Source material

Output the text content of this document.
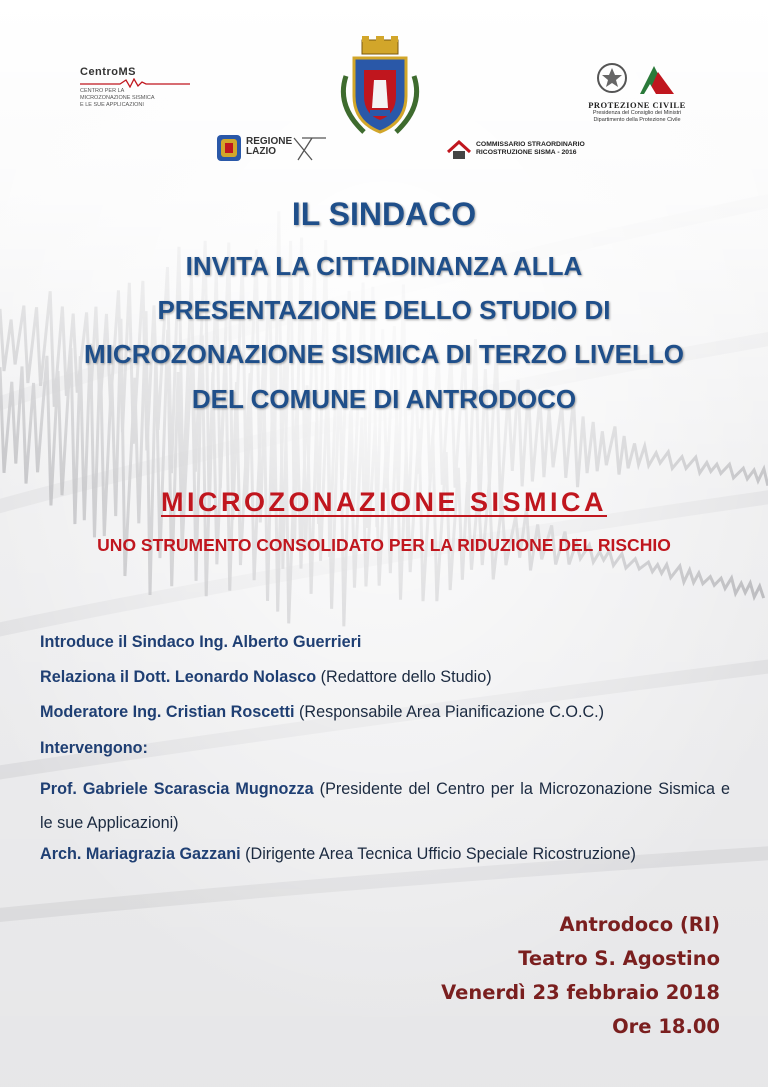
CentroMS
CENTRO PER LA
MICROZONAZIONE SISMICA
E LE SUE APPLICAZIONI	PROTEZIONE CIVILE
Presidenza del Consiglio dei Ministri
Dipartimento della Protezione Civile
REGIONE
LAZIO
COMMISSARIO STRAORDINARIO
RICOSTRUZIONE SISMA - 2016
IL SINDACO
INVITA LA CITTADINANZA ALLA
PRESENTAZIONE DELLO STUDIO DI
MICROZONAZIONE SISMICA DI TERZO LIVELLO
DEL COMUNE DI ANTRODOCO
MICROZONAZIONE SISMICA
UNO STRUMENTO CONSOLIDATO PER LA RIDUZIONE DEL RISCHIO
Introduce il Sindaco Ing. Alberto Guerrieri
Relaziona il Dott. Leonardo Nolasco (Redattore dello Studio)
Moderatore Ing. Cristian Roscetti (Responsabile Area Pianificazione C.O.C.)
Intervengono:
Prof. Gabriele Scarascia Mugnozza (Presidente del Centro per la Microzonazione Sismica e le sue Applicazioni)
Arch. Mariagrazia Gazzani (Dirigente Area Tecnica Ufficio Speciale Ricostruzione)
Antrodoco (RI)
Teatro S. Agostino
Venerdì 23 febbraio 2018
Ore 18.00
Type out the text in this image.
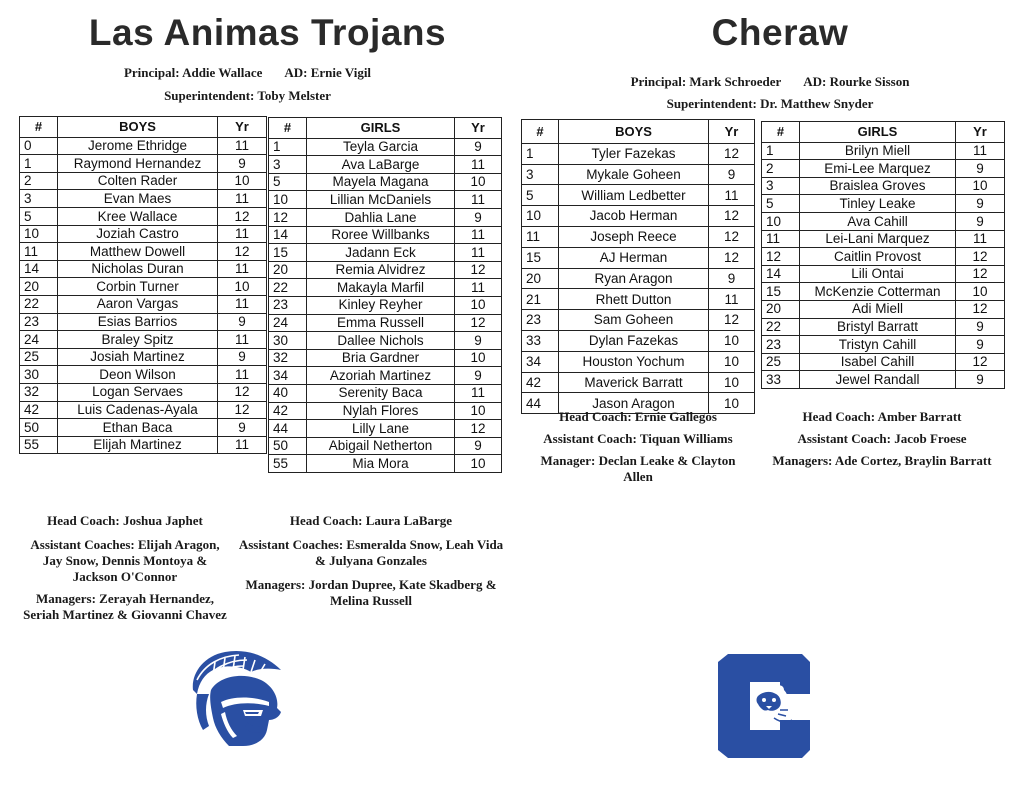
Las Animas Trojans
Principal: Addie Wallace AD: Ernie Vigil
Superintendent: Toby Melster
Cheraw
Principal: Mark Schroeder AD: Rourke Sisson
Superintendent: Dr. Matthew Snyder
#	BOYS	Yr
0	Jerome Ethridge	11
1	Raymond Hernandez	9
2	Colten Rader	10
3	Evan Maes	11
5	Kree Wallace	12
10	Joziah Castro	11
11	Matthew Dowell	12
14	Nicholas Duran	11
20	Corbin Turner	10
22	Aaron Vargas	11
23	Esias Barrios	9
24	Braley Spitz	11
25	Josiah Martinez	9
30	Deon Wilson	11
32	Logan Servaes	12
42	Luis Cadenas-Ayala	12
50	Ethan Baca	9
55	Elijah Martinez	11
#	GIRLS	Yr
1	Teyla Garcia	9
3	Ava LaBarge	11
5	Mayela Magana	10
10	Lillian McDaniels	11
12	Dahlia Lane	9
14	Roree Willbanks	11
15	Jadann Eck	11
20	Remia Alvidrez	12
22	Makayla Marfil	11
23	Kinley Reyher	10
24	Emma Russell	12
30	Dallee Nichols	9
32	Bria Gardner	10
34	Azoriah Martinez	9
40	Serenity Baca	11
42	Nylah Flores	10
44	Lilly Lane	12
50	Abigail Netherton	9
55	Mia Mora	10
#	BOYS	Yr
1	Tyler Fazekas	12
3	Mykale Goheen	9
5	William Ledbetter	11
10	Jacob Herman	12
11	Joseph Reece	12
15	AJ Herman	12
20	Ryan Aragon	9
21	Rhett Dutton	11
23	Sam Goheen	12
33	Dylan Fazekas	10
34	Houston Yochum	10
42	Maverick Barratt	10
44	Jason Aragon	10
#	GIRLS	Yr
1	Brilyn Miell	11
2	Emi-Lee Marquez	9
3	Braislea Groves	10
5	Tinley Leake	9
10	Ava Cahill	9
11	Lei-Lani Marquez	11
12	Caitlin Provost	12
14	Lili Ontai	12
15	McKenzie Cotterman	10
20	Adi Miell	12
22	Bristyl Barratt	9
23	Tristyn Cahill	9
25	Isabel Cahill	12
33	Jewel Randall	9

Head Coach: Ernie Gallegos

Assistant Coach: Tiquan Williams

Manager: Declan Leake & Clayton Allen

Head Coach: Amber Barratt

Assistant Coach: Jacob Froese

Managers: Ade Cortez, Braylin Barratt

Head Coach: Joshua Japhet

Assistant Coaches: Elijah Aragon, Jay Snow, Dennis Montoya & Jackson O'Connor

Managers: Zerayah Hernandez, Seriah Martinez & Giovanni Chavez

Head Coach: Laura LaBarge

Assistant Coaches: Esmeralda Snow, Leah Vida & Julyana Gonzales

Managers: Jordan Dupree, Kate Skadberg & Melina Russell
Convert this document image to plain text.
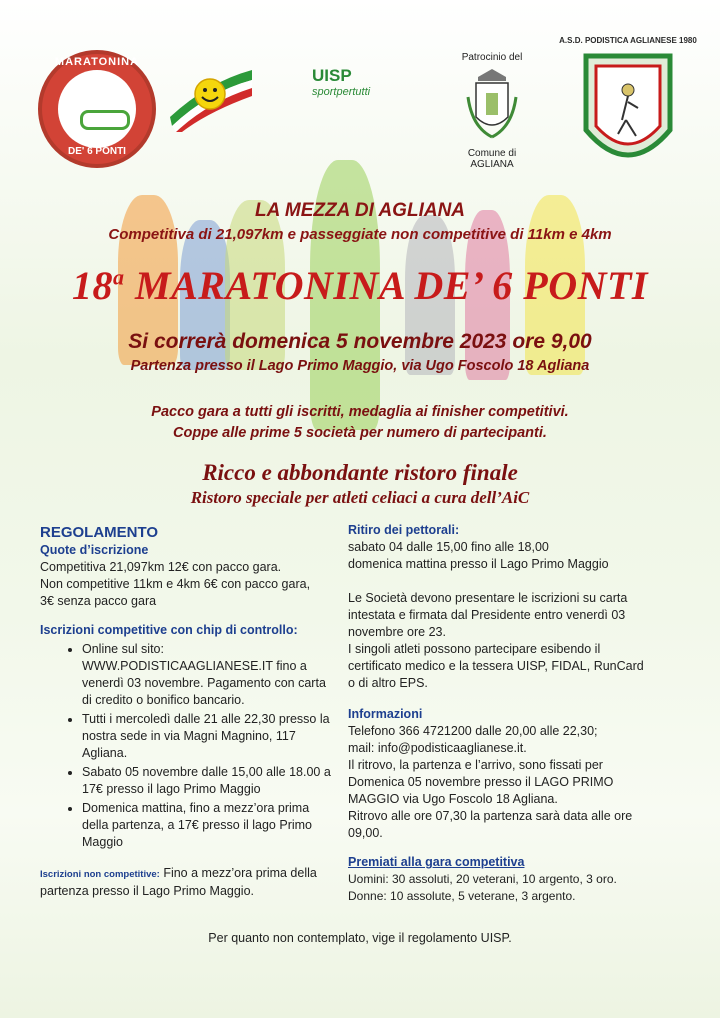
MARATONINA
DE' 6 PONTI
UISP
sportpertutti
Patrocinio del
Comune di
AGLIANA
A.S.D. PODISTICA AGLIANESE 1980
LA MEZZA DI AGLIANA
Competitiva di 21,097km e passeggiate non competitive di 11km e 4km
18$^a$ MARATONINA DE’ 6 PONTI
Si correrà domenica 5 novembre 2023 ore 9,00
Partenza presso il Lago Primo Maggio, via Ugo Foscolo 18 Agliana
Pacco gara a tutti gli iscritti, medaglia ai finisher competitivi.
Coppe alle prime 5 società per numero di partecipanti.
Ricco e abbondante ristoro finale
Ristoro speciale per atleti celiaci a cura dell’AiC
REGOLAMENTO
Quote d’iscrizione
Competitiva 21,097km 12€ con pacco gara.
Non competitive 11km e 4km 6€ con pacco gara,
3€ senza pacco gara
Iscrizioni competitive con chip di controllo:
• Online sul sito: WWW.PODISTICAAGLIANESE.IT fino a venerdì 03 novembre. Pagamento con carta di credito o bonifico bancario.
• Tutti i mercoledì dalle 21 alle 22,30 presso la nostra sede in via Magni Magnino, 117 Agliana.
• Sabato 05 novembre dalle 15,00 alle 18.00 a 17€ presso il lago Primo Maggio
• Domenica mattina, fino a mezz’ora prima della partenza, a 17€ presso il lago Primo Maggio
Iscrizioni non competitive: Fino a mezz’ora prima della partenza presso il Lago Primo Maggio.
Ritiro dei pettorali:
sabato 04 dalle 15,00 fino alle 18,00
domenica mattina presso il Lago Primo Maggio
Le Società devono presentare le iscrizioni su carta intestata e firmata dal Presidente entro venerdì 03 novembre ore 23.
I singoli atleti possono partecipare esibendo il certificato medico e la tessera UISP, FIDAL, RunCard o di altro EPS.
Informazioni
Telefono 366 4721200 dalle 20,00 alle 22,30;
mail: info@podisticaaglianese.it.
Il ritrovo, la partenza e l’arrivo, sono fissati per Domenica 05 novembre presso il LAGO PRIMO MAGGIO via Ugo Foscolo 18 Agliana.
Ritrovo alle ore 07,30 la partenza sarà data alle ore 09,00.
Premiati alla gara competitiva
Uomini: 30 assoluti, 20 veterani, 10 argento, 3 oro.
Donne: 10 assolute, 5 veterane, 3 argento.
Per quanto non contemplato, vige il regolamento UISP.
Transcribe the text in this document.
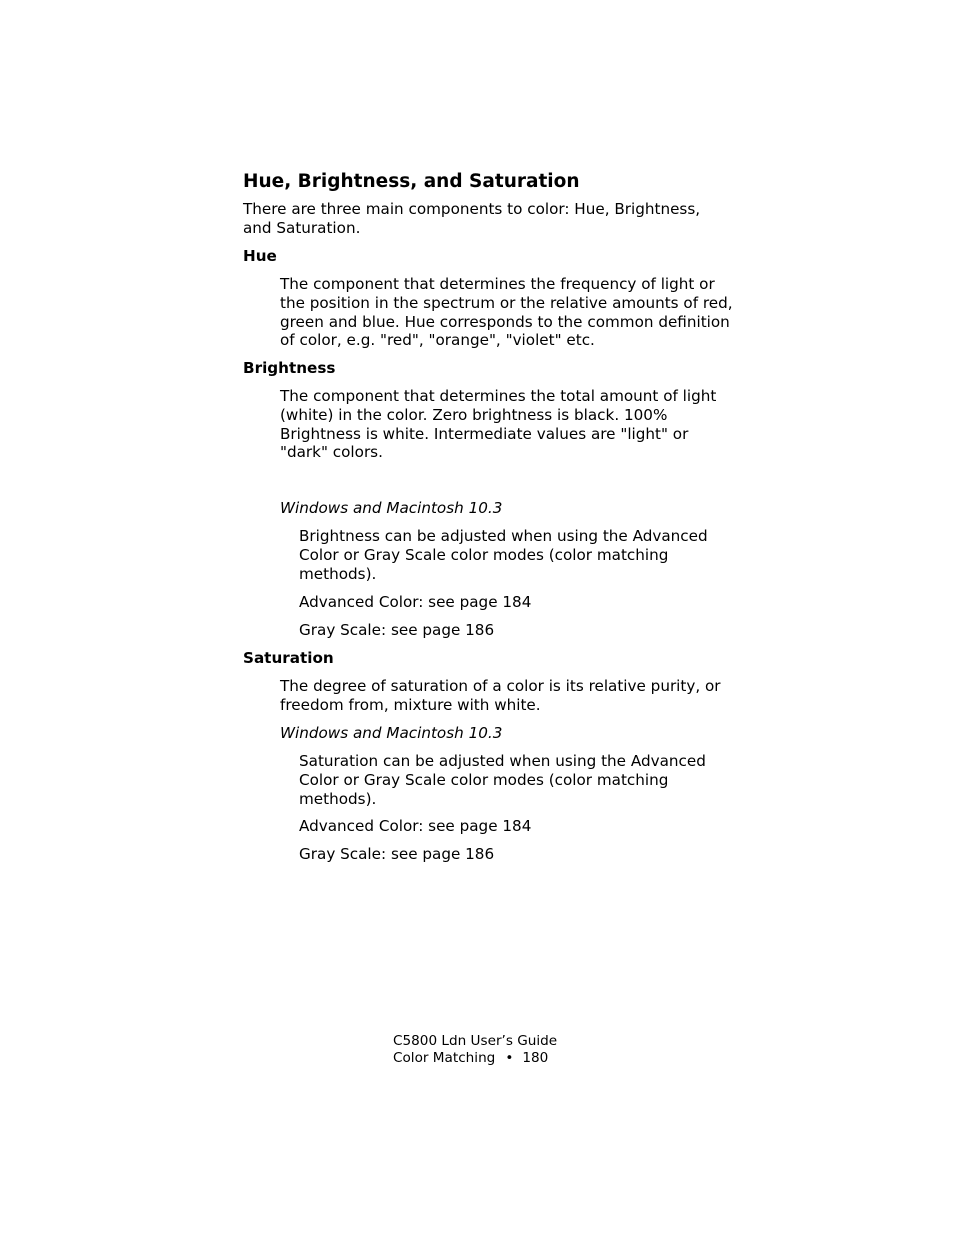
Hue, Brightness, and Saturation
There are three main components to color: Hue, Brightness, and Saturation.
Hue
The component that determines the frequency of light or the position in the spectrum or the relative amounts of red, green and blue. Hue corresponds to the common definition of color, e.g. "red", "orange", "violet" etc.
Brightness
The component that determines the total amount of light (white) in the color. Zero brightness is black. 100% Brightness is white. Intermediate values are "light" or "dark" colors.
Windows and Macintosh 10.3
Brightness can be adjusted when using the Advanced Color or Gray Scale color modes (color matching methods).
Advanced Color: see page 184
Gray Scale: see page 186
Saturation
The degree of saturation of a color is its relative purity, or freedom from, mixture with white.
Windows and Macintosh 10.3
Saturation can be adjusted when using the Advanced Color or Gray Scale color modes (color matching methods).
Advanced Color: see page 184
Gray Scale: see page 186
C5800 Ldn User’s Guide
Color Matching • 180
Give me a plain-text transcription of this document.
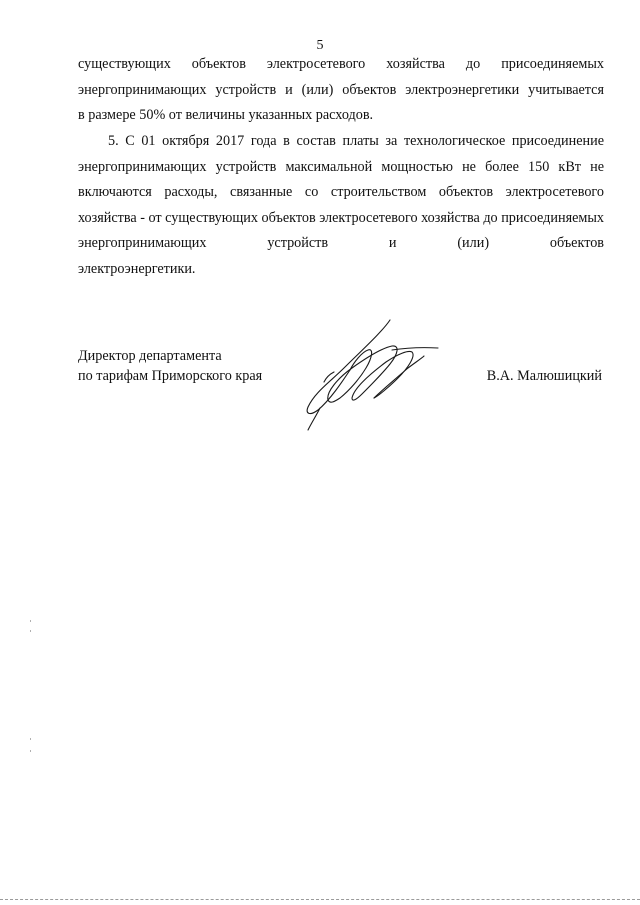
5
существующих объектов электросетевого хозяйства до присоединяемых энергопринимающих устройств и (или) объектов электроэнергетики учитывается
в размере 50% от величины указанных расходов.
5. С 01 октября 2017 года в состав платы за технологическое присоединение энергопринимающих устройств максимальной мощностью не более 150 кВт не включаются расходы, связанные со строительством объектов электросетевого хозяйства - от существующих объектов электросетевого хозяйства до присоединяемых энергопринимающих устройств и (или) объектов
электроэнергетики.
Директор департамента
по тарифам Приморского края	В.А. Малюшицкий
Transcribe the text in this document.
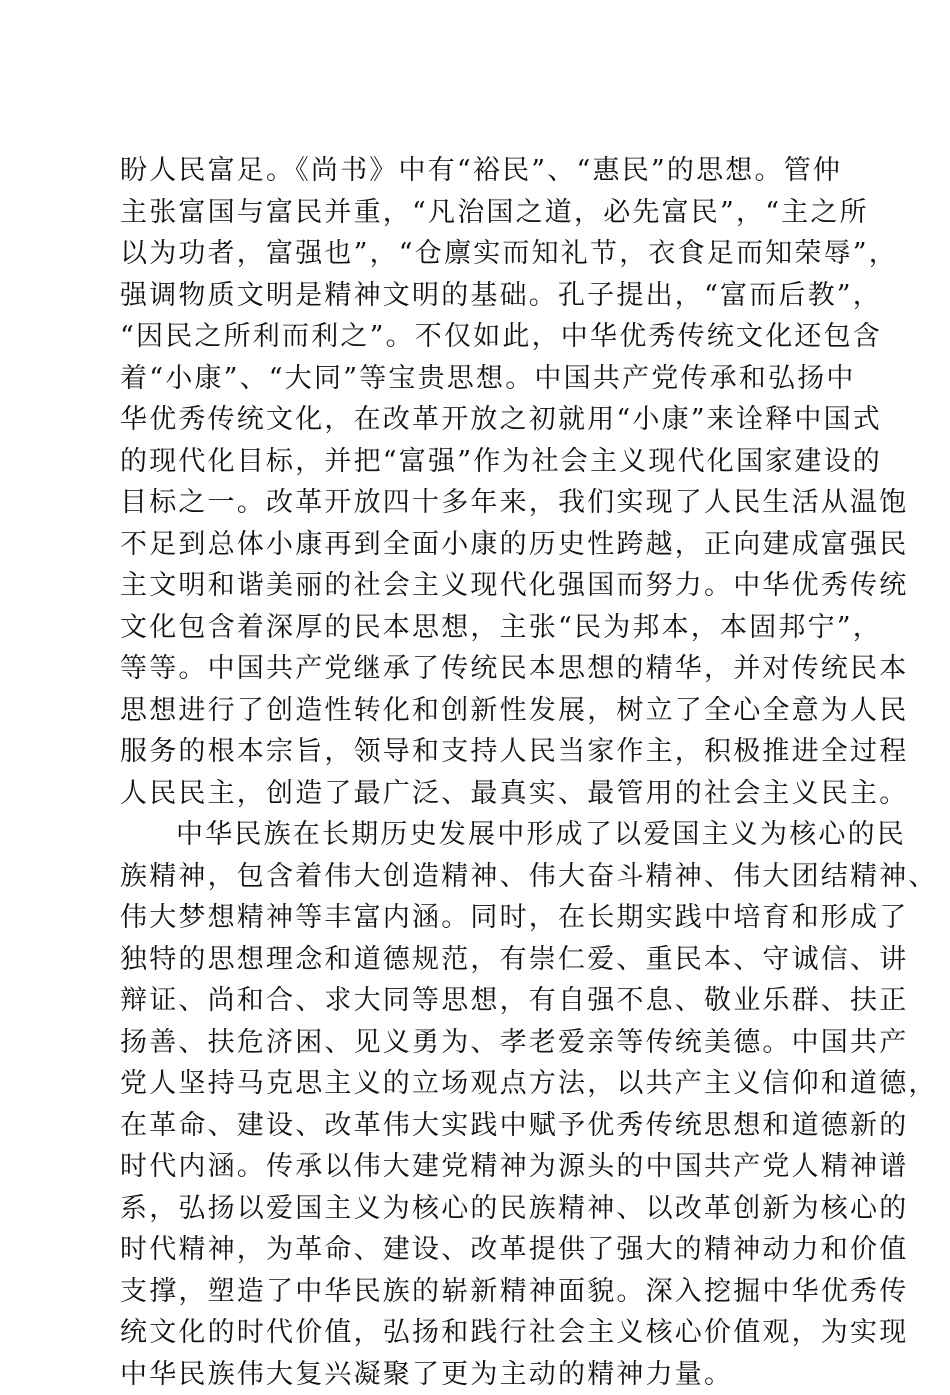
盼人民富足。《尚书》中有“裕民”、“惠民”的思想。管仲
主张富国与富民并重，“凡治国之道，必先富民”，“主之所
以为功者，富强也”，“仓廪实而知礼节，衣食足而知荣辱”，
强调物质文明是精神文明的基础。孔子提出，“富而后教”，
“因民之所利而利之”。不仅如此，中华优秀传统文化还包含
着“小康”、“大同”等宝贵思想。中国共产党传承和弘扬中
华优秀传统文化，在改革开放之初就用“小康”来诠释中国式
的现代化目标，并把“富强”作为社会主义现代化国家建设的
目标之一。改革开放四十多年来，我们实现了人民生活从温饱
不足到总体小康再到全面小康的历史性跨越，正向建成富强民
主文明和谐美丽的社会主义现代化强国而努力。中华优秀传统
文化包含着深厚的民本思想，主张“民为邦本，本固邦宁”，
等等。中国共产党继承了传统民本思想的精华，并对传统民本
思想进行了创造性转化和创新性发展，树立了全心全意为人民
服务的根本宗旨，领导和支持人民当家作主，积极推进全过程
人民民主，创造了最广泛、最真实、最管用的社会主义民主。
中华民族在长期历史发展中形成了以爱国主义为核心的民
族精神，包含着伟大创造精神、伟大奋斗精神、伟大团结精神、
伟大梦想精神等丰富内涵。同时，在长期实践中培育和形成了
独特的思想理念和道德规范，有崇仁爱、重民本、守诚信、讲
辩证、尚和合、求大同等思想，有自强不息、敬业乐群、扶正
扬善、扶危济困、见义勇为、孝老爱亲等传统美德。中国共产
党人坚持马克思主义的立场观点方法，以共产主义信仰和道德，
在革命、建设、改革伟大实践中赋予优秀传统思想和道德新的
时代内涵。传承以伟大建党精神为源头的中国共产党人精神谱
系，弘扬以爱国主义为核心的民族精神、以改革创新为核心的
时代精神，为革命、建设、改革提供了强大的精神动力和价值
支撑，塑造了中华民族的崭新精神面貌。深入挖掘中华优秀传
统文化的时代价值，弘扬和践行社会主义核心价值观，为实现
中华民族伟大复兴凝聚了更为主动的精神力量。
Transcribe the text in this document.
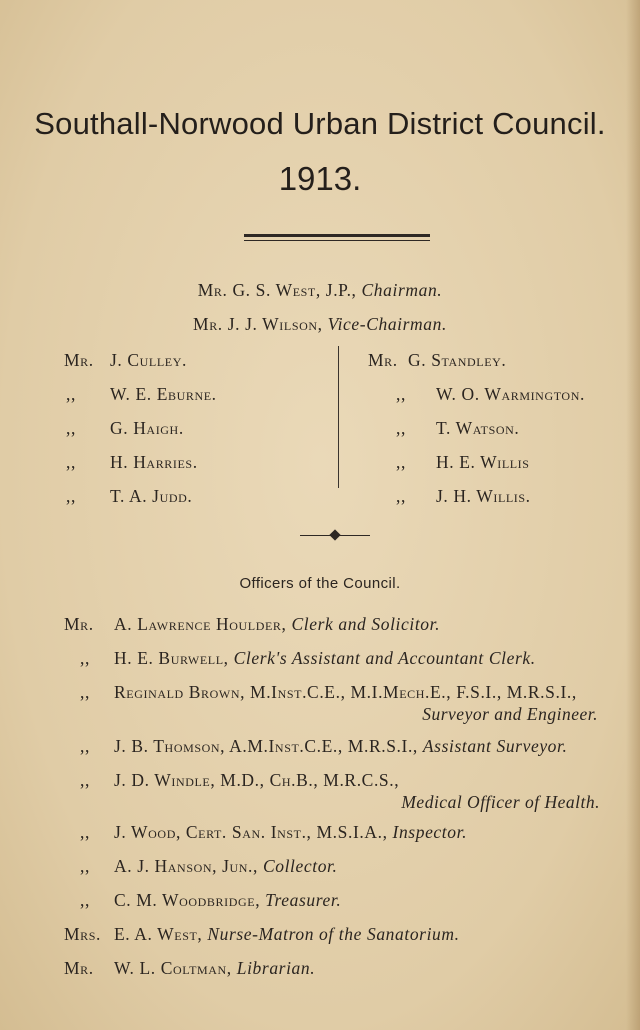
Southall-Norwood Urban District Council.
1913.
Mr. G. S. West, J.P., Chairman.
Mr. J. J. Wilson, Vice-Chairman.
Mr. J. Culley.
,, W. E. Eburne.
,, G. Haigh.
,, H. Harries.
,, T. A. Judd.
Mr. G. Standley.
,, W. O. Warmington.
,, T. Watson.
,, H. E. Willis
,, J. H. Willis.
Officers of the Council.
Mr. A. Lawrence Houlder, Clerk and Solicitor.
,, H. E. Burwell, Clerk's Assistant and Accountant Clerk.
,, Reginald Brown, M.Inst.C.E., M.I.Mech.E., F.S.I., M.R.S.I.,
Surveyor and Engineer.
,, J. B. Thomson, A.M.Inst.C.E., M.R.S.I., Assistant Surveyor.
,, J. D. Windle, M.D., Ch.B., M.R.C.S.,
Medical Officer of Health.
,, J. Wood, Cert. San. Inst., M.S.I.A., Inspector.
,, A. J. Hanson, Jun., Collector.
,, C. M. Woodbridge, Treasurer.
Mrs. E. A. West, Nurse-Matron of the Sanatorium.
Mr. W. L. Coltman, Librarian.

What to work on
Go through the entries above and pull out each line with "when" in it.

Expected answer
Brightness can be adjusted when using the Advanced Color or Gray Scale color modes (color matching methods).
Saturation can be adjusted when using the Advanced Color or Gray Scale color modes (color matching methods).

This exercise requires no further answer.